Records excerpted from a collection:
-=-=-=-=-
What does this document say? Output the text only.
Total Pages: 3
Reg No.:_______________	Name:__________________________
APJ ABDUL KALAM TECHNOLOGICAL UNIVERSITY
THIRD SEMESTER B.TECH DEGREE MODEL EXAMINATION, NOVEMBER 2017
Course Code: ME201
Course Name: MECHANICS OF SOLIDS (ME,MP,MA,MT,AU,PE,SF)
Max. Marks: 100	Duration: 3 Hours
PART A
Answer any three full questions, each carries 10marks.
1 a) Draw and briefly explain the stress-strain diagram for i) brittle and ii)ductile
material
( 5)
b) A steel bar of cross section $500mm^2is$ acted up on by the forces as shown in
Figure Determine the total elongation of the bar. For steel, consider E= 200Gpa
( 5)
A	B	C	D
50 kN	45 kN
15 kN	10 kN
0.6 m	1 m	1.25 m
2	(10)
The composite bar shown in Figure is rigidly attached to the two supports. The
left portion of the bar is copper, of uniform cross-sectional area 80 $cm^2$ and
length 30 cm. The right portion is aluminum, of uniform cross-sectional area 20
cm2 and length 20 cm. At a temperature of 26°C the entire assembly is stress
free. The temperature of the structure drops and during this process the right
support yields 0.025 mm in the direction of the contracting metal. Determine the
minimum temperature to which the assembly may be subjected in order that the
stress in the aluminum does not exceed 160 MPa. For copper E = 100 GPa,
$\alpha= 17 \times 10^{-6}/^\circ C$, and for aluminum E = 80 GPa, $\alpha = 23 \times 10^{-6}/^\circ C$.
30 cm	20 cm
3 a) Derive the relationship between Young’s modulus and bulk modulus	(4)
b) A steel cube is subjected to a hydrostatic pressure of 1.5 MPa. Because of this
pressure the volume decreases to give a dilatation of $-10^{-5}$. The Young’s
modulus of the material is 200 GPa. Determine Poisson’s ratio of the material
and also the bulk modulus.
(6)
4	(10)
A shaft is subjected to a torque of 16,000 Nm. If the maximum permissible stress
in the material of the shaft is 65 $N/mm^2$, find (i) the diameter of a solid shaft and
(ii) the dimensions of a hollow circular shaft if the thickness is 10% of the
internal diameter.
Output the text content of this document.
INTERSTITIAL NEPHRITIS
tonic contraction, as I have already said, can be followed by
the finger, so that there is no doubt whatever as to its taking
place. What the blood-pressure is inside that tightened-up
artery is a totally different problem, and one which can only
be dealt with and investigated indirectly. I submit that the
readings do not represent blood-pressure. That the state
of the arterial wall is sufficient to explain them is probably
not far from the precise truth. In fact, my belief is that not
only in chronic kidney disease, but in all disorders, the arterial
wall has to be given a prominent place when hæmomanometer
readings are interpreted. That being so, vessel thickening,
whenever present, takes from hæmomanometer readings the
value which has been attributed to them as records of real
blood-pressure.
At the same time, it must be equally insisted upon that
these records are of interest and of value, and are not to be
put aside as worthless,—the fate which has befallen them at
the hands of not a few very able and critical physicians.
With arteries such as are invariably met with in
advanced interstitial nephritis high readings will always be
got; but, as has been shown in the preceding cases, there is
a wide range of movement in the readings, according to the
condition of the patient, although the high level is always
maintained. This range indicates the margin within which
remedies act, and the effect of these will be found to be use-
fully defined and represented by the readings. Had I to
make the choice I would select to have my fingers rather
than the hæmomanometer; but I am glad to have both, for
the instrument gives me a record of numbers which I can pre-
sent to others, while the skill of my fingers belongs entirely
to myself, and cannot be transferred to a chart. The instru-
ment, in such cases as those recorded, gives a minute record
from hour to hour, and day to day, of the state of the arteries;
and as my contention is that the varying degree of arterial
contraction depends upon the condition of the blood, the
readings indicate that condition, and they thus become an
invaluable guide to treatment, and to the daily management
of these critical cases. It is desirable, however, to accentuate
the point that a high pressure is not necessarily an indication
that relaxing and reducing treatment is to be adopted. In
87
-=-=-=-=-
Task details :: Each line of the material must be restated exactly.

Full solution ::
What does this document say? Output the text only.
Total Pages: 3
Reg No.:_______________	Name:__________________________
APJ ABDUL KALAM TECHNOLOGICAL UNIVERSITY
THIRD SEMESTER B.TECH DEGREE MODEL EXAMINATION, NOVEMBER 2017
Course Code: ME201
Course Name: MECHANICS OF SOLIDS (ME,MP,MA,MT,AU,PE,SF)
Max. Marks: 100	Duration: 3 Hours
PART A
Answer any three full questions, each carries 10marks.
1 a) Draw and briefly explain the stress-strain diagram for i) brittle and ii)ductile
material
( 5)
b) A steel bar of cross section $500mm^2is$ acted up on by the forces as shown in
Figure Determine the total elongation of the bar. For steel, consider E= 200Gpa
( 5)
A	B	C	D
50 kN	45 kN
15 kN	10 kN
0.6 m	1 m	1.25 m
2	(10)
The composite bar shown in Figure is rigidly attached to the two supports. The
left portion of the bar is copper, of uniform cross-sectional area 80 $cm^2$ and
length 30 cm. The right portion is aluminum, of uniform cross-sectional area 20
cm2 and length 20 cm. At a temperature of 26°C the entire assembly is stress
free. The temperature of the structure drops and during this process the right
support yields 0.025 mm in the direction of the contracting metal. Determine the
minimum temperature to which the assembly may be subjected in order that the
stress in the aluminum does not exceed 160 MPa. For copper E = 100 GPa,
$\alpha= 17 \times 10^{-6}/^\circ C$, and for aluminum E = 80 GPa, $\alpha = 23 \times 10^{-6}/^\circ C$.
30 cm	20 cm
3 a) Derive the relationship between Young’s modulus and bulk modulus	(4)
b) A steel cube is subjected to a hydrostatic pressure of 1.5 MPa. Because of this
pressure the volume decreases to give a dilatation of $-10^{-5}$. The Young’s
modulus of the material is 200 GPa. Determine Poisson’s ratio of the material
and also the bulk modulus.
(6)
4	(10)
A shaft is subjected to a torque of 16,000 Nm. If the maximum permissible stress
in the material of the shaft is 65 $N/mm^2$, find (i) the diameter of a solid shaft and
(ii) the dimensions of a hollow circular shaft if the thickness is 10% of the
internal diameter.
Output the text content of this document.
INTERSTITIAL NEPHRITIS
tonic contraction, as I have already said, can be followed by
the finger, so that there is no doubt whatever as to its taking
place. What the blood-pressure is inside that tightened-up
artery is a totally different problem, and one which can only
be dealt with and investigated indirectly. I submit that the
readings do not represent blood-pressure. That the state
of the arterial wall is sufficient to explain them is probably
not far from the precise truth. In fact, my belief is that not
only in chronic kidney disease, but in all disorders, the arterial
wall has to be given a prominent place when hæmomanometer
readings are interpreted. That being so, vessel thickening,
whenever present, takes from hæmomanometer readings the
value which has been attributed to them as records of real
blood-pressure.
At the same time, it must be equally insisted upon that
these records are of interest and of value, and are not to be
put aside as worthless,—the fate which has befallen them at
the hands of not a few very able and critical physicians.
With arteries such as are invariably met with in
advanced interstitial nephritis high readings will always be
got; but, as has been shown in the preceding cases, there is
a wide range of movement in the readings, according to the
condition of the patient, although the high level is always
maintained. This range indicates the margin within which
remedies act, and the effect of these will be found to be use-
fully defined and represented by the readings. Had I to
make the choice I would select to have my fingers rather
than the hæmomanometer; but I am glad to have both, for
the instrument gives me a record of numbers which I can pre-
sent to others, while the skill of my fingers belongs entirely
to myself, and cannot be transferred to a chart. The instru-
ment, in such cases as those recorded, gives a minute record
from hour to hour, and day to day, of the state of the arteries;
and as my contention is that the varying degree of arterial
contraction depends upon the condition of the blood, the
readings indicate that condition, and they thus become an
invaluable guide to treatment, and to the daily management
of these critical cases. It is desirable, however, to accentuate
the point that a high pressure is not necessarily an indication
that relaxing and reducing treatment is to be adopted. In
87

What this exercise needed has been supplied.